** BEGIN RECORDED DATA **
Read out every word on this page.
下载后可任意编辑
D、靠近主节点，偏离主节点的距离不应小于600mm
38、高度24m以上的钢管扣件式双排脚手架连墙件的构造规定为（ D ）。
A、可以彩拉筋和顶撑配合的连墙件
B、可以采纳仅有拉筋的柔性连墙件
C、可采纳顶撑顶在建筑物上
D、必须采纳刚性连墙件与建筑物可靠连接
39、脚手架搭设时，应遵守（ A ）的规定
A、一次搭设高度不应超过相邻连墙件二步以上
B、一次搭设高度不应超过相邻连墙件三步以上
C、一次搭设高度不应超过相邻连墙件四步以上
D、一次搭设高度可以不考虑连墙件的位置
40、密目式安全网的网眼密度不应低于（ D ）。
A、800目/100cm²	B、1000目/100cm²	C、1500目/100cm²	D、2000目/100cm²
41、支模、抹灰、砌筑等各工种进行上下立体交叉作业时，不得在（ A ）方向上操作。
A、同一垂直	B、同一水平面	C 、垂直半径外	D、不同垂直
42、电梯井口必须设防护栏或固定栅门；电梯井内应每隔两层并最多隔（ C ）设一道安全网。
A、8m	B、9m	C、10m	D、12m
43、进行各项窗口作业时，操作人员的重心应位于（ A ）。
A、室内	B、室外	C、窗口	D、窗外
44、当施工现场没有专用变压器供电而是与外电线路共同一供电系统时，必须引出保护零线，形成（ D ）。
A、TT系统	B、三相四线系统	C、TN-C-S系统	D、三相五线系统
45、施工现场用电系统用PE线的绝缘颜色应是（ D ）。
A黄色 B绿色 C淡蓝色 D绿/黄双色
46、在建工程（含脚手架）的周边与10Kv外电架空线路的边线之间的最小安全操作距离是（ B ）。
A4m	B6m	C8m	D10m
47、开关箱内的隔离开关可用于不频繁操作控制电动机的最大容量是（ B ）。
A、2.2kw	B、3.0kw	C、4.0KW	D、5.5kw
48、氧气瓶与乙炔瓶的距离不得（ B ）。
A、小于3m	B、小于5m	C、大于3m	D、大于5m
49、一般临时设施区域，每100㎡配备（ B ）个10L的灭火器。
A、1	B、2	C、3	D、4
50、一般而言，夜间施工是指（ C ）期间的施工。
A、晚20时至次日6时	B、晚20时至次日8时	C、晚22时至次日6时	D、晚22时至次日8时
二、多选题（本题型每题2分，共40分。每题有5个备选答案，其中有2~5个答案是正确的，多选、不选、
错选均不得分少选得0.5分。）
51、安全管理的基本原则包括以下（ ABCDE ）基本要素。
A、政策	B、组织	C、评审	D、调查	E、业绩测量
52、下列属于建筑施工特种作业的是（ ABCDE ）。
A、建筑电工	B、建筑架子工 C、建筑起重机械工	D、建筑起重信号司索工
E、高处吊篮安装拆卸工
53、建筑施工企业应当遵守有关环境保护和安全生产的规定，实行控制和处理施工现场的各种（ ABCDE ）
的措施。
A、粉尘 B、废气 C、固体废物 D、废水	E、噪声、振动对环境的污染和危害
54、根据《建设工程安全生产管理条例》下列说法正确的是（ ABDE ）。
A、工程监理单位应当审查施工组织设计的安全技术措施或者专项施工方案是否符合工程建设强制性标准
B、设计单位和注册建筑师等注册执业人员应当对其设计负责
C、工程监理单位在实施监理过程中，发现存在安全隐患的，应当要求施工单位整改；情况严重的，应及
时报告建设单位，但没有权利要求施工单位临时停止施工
** END RECORDED DATA **
| DIRECTIVE |
List every line above containing the word "ABCDE".

| EXERCISE SOLUTION |
51、安全管理的基本原则包括以下（ ABCDE ）基本要素。
52、下列属于建筑施工特种作业的是（ ABCDE ）。
53、建筑施工企业应当遵守有关环境保护和安全生产的规定，实行控制和处理施工现场的各种（ ABCDE ）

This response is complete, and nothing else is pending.